**Instruction**.
Using the records that follow, copy every line containing the word "text".

**Figure record extracts**.
>>>

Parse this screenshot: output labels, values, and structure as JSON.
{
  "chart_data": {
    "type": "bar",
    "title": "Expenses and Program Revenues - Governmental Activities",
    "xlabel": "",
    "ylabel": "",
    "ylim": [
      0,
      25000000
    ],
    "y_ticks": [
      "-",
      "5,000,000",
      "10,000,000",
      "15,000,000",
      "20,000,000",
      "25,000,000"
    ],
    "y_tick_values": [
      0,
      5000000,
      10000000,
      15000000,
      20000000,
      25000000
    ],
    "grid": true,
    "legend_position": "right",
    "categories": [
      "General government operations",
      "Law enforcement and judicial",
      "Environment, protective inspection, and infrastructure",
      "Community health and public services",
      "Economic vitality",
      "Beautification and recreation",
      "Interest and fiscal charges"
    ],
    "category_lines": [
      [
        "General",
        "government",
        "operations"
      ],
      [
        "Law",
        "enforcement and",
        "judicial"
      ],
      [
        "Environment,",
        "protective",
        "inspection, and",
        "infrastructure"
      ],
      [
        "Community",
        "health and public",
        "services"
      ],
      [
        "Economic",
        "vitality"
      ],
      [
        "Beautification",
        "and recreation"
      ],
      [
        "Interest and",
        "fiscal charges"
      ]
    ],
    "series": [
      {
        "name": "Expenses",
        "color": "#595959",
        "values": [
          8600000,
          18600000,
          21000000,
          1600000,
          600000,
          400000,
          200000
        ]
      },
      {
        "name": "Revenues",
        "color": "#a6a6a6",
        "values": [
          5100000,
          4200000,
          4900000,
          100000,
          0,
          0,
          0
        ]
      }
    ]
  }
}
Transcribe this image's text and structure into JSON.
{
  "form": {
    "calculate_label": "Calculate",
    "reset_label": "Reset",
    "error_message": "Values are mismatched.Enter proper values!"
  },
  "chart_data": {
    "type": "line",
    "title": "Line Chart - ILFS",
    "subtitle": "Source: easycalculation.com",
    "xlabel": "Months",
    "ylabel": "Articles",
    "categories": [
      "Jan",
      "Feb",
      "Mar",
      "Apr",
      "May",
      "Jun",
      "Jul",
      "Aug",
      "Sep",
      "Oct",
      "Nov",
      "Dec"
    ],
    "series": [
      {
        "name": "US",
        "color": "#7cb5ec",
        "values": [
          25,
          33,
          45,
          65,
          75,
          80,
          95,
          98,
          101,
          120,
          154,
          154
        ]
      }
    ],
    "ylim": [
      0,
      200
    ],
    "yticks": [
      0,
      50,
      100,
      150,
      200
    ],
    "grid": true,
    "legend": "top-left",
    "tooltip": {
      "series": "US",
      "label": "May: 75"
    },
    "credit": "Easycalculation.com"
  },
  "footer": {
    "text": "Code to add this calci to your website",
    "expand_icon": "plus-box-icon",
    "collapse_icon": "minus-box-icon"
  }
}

<<<

**Task response**.
Transcribe this image's text and structure into JSON.
    "text": "Code to add this calci to your website",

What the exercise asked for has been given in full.